§ **DATASET ROWS**
⟨
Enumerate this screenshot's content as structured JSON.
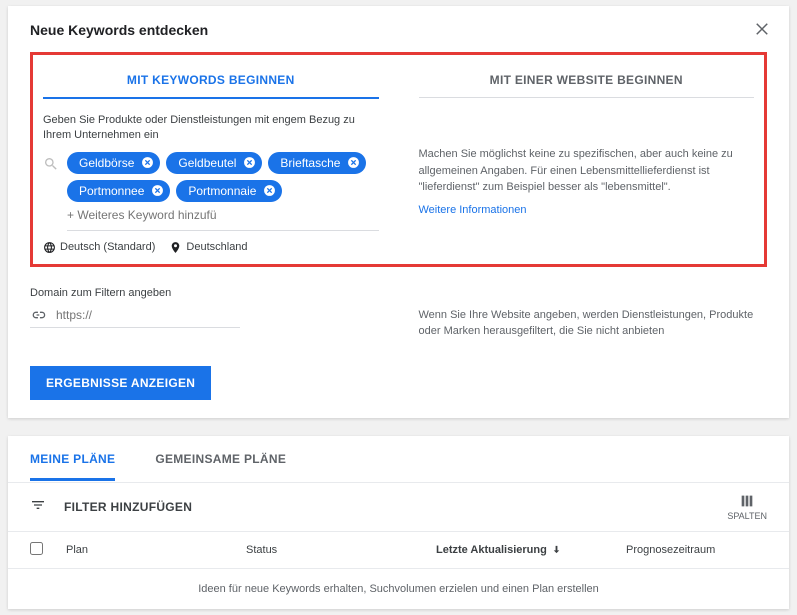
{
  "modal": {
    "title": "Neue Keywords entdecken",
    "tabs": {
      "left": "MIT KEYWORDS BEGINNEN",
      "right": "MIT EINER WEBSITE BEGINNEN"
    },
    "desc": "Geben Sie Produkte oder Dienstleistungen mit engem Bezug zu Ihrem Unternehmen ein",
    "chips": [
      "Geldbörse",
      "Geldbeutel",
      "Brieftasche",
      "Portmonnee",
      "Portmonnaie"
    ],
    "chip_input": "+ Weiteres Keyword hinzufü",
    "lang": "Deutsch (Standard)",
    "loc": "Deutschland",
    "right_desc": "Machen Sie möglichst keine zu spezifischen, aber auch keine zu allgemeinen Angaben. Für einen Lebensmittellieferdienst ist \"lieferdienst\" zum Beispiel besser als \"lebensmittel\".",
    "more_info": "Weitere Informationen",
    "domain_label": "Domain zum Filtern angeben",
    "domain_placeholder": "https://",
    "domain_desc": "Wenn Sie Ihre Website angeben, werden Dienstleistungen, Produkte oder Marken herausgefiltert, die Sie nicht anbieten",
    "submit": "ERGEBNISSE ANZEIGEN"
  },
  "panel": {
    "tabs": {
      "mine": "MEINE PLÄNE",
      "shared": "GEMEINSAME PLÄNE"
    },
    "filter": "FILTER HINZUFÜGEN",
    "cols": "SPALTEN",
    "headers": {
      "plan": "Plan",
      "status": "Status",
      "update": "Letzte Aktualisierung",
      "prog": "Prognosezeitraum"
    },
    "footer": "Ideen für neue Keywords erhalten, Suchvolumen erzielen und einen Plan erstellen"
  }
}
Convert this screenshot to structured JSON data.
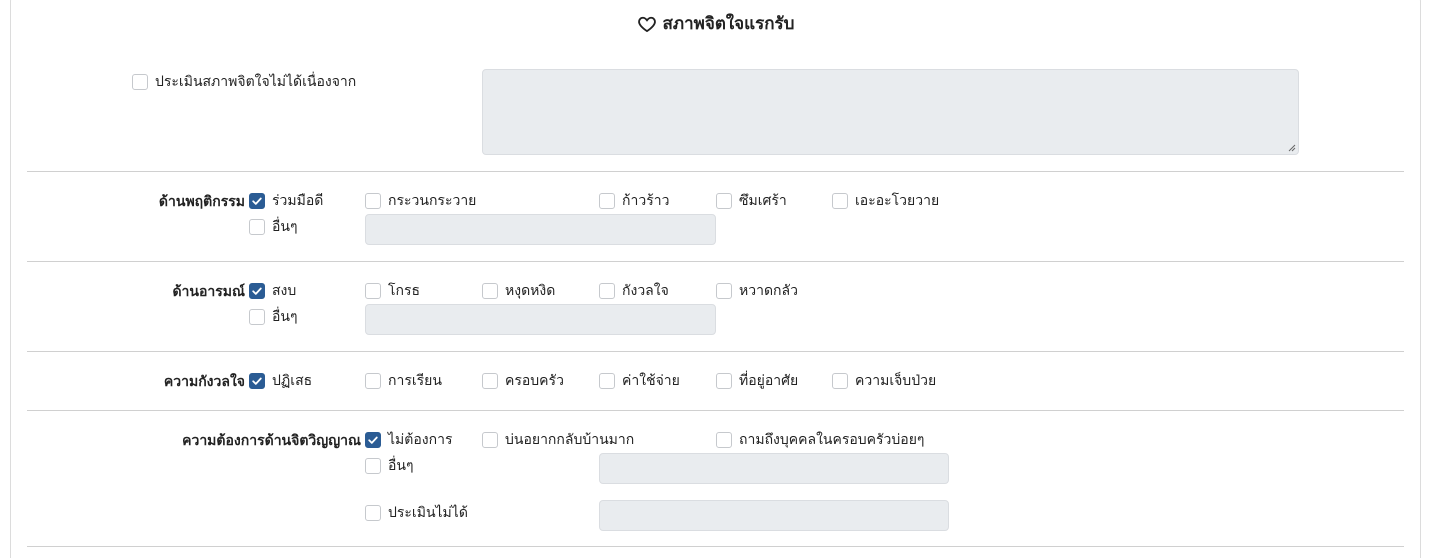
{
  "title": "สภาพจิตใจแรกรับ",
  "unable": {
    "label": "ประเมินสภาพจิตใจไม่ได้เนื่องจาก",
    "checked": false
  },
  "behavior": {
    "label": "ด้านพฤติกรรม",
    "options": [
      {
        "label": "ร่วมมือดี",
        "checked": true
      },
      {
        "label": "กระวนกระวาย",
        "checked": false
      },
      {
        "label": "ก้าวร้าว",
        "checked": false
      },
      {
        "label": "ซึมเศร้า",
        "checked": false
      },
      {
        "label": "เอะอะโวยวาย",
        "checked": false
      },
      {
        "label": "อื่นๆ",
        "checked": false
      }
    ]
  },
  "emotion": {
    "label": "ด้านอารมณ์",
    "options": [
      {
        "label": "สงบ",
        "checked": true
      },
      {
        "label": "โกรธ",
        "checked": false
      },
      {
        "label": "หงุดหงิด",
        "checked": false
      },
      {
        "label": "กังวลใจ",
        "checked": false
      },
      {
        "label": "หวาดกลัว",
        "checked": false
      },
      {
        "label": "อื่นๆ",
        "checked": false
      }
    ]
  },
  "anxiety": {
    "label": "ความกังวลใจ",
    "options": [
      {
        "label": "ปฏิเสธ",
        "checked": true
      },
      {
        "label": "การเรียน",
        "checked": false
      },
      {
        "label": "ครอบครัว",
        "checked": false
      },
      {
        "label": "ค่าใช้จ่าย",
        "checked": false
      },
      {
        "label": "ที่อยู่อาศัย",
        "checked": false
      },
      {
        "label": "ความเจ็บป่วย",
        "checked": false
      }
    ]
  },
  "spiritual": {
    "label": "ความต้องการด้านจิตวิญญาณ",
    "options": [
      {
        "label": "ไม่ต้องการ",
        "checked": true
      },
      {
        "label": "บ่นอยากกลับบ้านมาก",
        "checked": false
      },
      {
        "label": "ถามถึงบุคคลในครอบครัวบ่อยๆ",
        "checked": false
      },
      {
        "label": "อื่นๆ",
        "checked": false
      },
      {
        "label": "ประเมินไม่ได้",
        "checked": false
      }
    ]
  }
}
⟩
⟨
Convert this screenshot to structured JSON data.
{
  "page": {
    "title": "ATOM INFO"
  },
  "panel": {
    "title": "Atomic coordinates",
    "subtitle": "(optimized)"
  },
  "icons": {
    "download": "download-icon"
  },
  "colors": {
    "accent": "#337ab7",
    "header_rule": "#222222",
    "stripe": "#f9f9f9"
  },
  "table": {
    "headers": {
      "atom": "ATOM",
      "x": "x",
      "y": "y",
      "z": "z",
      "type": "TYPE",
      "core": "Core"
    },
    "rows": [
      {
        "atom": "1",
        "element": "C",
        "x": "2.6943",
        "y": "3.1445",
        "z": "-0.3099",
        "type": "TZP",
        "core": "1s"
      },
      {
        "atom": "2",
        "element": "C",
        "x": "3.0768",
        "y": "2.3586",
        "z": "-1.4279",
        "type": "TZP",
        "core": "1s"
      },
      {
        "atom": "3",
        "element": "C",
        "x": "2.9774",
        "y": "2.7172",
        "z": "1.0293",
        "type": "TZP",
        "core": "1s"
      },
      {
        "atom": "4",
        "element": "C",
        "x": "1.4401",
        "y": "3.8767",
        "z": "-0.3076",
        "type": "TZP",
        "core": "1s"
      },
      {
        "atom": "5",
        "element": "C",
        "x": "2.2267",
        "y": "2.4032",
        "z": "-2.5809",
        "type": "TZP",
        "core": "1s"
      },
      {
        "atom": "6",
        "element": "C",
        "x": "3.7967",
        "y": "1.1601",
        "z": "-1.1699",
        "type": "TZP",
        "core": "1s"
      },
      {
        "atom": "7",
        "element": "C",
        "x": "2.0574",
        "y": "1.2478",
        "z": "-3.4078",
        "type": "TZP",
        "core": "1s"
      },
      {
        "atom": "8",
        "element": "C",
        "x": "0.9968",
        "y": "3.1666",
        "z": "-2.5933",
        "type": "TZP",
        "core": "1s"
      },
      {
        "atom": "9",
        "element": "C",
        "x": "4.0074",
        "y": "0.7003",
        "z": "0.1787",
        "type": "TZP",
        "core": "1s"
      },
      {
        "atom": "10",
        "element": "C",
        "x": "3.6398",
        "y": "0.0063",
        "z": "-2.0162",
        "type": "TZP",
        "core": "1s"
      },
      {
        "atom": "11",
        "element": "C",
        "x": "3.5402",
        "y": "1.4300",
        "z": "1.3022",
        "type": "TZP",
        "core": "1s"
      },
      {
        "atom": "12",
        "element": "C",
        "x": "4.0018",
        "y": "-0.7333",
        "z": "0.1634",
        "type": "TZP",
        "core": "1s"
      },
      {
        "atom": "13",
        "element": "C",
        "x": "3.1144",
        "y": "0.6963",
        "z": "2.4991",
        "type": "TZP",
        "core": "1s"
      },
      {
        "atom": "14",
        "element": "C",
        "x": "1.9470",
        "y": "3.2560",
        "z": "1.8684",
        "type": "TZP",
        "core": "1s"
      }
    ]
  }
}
⟩
⟨
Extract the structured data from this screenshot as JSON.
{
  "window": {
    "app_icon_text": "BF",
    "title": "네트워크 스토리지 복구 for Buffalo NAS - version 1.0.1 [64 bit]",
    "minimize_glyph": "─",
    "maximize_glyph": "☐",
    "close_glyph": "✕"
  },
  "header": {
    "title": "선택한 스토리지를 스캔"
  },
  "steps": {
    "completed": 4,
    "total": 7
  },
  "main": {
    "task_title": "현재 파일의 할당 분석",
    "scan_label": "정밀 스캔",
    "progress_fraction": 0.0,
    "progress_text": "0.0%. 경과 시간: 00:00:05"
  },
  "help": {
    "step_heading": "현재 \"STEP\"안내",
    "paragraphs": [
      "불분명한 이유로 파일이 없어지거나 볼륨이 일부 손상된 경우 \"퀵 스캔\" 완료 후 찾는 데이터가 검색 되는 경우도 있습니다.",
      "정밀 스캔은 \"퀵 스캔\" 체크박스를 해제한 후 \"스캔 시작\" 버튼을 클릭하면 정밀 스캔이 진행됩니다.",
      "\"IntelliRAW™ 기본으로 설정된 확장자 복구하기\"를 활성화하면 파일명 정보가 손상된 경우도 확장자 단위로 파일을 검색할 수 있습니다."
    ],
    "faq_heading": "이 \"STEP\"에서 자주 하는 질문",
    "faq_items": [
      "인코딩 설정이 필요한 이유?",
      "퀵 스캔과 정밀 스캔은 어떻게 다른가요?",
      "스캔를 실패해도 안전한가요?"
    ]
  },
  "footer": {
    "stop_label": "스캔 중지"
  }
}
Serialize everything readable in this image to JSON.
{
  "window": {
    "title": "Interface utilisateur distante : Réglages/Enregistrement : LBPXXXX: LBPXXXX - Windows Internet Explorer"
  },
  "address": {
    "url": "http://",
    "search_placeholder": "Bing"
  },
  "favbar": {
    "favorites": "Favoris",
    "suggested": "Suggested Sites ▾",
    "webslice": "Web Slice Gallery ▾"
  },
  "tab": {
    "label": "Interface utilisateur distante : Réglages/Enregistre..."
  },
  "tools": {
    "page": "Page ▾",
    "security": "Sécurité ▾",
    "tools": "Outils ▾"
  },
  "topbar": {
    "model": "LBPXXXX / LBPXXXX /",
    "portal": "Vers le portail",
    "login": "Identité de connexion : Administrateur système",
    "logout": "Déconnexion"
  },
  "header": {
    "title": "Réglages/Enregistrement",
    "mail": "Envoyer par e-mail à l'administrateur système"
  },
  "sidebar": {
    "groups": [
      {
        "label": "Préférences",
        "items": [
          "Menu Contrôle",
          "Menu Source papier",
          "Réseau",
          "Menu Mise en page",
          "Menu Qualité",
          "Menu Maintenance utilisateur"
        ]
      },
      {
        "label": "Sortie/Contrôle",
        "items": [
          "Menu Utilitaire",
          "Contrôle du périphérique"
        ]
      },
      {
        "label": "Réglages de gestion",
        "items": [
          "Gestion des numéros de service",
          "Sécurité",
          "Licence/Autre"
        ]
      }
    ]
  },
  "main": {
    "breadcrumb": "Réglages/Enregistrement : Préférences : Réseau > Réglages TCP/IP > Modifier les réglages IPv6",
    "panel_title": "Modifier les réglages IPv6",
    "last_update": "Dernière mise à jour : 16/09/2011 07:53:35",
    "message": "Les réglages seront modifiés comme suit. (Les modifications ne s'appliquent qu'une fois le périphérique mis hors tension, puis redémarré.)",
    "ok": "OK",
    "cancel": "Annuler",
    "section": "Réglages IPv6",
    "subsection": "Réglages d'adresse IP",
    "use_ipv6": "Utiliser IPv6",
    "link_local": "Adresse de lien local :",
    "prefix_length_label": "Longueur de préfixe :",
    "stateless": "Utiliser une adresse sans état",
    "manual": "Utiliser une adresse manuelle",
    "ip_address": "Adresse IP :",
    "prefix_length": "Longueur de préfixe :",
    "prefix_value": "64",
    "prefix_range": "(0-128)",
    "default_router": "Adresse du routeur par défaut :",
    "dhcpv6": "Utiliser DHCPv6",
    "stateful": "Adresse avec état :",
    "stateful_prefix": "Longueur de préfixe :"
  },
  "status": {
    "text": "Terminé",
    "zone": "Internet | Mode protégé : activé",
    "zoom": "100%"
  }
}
⟩
§ **EXERCISE OBJECTIVE**
What is the number of lines above that contain the string "Utiliser"? Answer with the number alone.

§ **TASK ANSWER**
4